[Source records]
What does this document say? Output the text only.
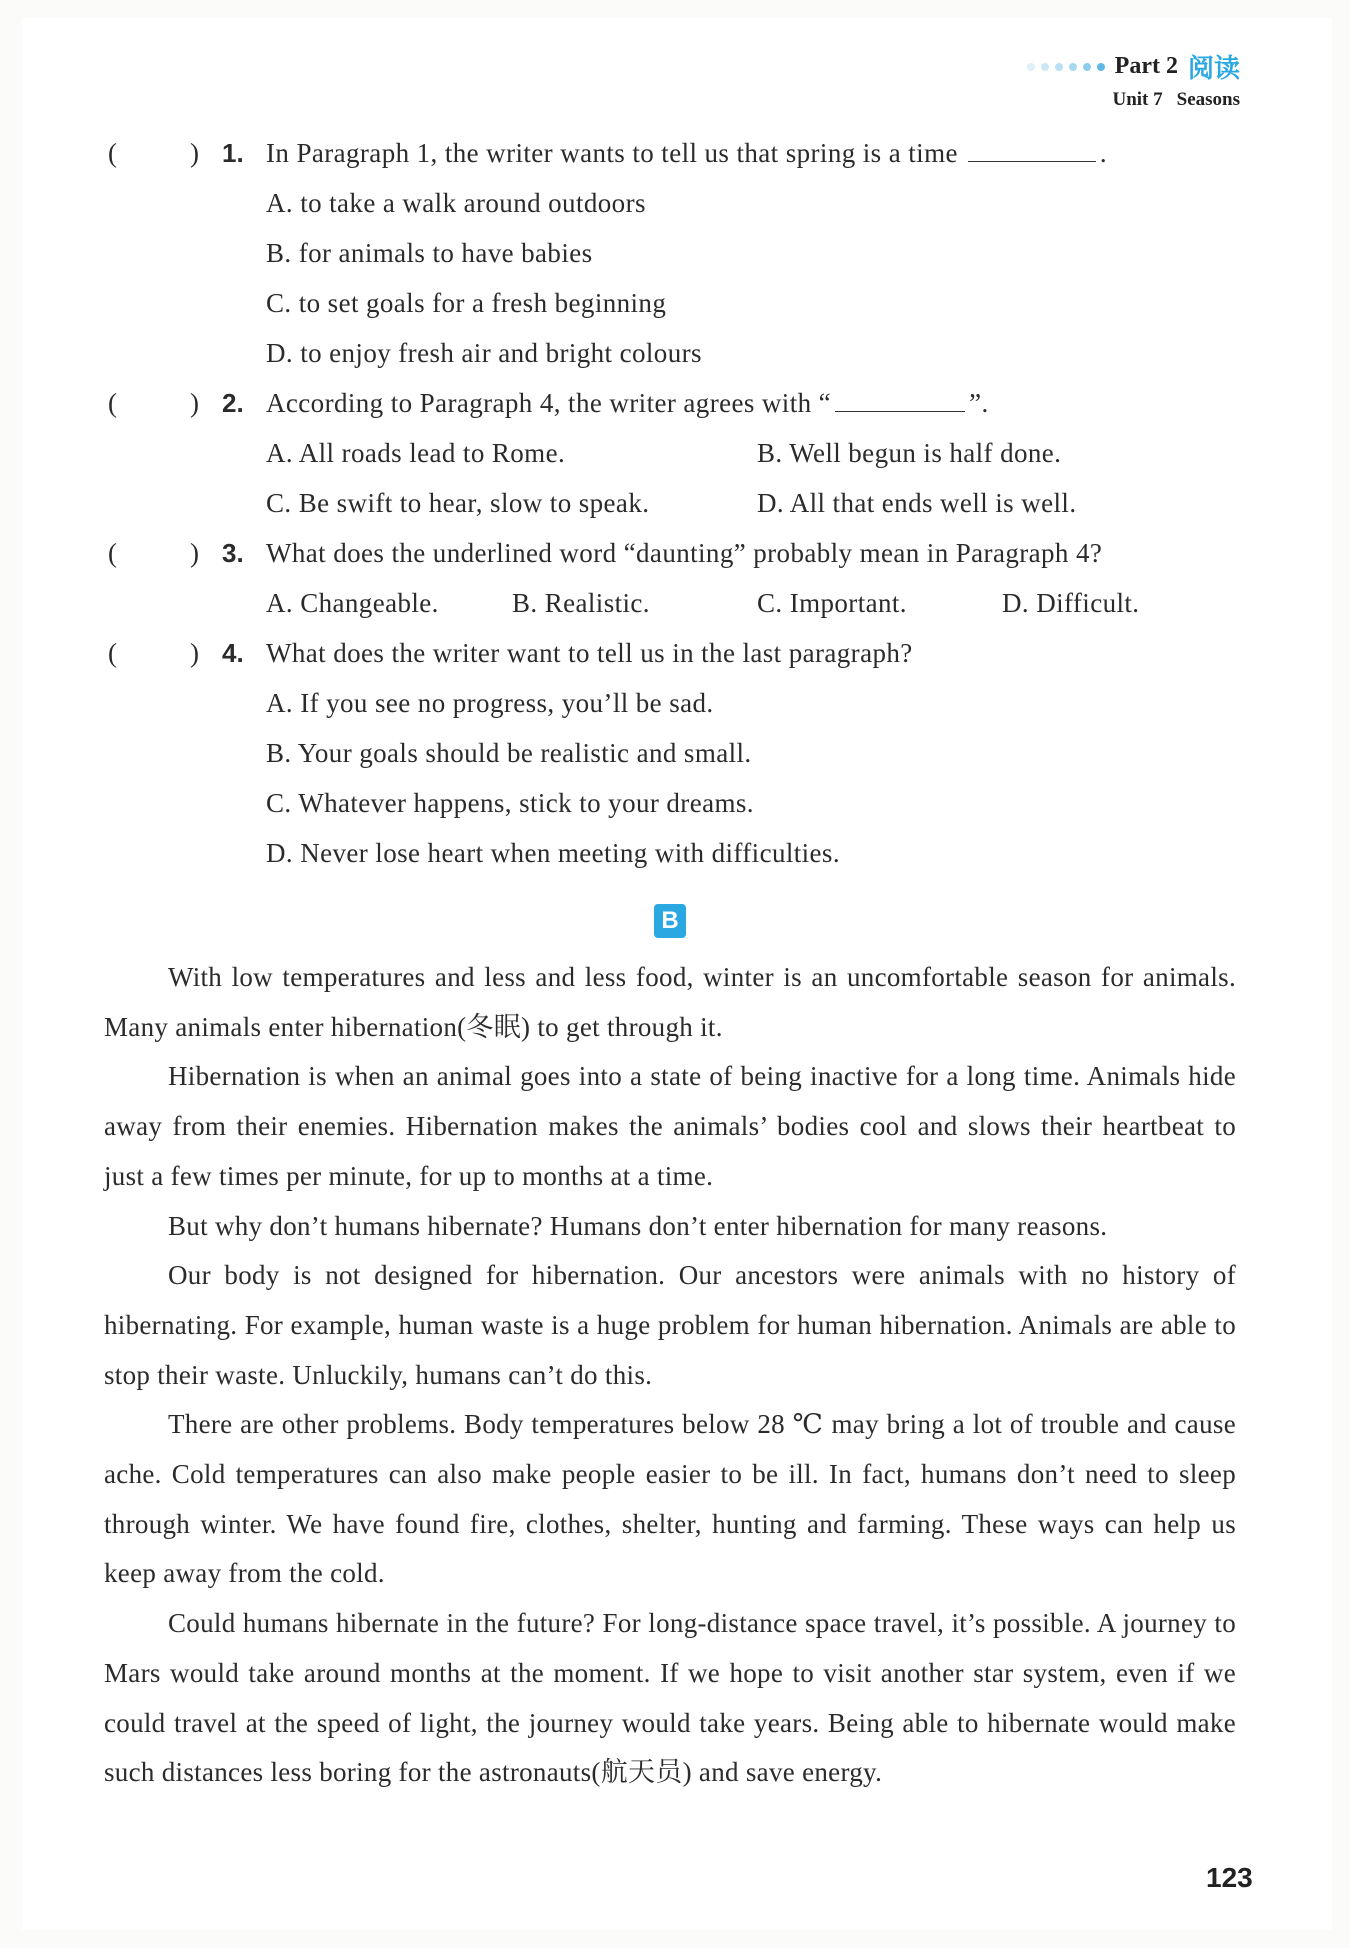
Part 2 阅读
Unit 7 Seasons
(	) 1. In Paragraph 1, the writer wants to tell us that spring is a time	.
A. to take a walk around outdoors
B. for animals to have babies
C. to set goals for a fresh beginning
D. to enjoy fresh air and bright colours
(	) 2. According to Paragraph 4, the writer agrees with “	”.
A. All roads lead to Rome.	B. Well begun is half done.
C. Be swift to hear, slow to speak.	D. All that ends well is well.
(	) 3. What does the underlined word “daunting” probably mean in Paragraph 4?
A. Changeable.	B. Realistic.	C. Important.	D. Difficult.
(	) 4. What does the writer want to tell us in the last paragraph?
A. If you see no progress, you’ll be sad.
B. Your goals should be realistic and small.
C. Whatever happens, stick to your dreams.
D. Never lose heart when meeting with difficulties.
B

With low temperatures and less and less food, winter is an uncomfortable season for animals. Many animals enter hibernation(冬眠) to get through it.

Hibernation is when an animal goes into a state of being inactive for a long time. Animals hide away from their enemies. Hibernation makes the animals’ bodies cool and slows their heartbeat to just a few times per minute, for up to months at a time.

But why don’t humans hibernate? Humans don’t enter hibernation for many reasons.

Our body is not designed for hibernation. Our ancestors were animals with no history of hibernating. For example, human waste is a huge problem for human hibernation. Animals are able to stop their waste. Unluckily, humans can’t do this.

There are other problems. Body temperatures below 28 ℃ may bring a lot of trouble and cause ache. Cold temperatures can also make people easier to be ill. In fact, humans don’t need to sleep through winter. We have found fire, clothes, shelter, hunting and farming. These ways can help us keep away from the cold.

Could humans hibernate in the future? For long-distance space travel, it’s possible. A journey to Mars would take around months at the moment. If we hope to visit another star system, even if we could travel at the speed of light, the journey would take years. Being able to hibernate would make such distances less boring for the astronauts(航天员) and save energy.

123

▸ REQUIRED TASK:
Which lines contain the word "take"? Copy each of them.

▸ TASK RESPONSE:
A. to take a walk around outdoors
Could humans hibernate in the future? For long-distance space travel, it’s possible. A journey to Mars would take around months at the moment. If we hope to visit another star system, even if we could travel at the speed of light, the journey would take years. Being able to hibernate would make such distances less boring for the astronauts(航天员) and save energy.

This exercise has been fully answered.